[Extracted records]
--------

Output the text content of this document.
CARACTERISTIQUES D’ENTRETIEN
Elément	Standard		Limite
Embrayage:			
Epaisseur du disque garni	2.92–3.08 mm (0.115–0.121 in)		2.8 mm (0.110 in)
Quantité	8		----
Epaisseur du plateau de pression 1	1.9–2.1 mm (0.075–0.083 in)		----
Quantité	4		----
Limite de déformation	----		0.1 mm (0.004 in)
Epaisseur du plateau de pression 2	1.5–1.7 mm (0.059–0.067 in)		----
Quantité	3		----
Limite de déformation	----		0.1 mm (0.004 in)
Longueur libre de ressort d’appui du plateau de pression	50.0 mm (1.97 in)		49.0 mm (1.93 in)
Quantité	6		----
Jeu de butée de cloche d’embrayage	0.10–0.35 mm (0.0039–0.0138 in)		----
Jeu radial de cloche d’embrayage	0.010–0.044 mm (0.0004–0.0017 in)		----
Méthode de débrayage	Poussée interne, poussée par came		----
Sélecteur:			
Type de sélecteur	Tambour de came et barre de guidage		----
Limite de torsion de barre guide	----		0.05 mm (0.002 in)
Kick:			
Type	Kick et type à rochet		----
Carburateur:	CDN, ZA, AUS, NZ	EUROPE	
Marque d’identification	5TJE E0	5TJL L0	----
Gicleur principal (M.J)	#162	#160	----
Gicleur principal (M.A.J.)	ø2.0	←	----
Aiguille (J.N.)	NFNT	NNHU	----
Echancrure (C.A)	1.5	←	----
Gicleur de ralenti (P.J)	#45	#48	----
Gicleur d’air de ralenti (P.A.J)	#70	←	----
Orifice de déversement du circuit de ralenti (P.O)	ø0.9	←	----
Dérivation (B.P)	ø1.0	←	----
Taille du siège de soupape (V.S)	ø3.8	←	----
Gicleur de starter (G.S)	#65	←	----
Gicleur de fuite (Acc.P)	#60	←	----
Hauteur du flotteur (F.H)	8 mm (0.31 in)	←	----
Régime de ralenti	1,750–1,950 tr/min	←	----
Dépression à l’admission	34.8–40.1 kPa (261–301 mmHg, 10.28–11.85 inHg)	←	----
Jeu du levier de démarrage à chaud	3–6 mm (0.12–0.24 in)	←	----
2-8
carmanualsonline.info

--------

- _Direction_
Which lines include the word "Limite"? Copy every one of them.

- _Expected answer_
Elément	Standard		Limite
Limite de déformation	----		0.1 mm (0.004 in)
Limite de déformation	----		0.1 mm (0.004 in)
Limite de torsion de barre guide	----		0.05 mm (0.002 in)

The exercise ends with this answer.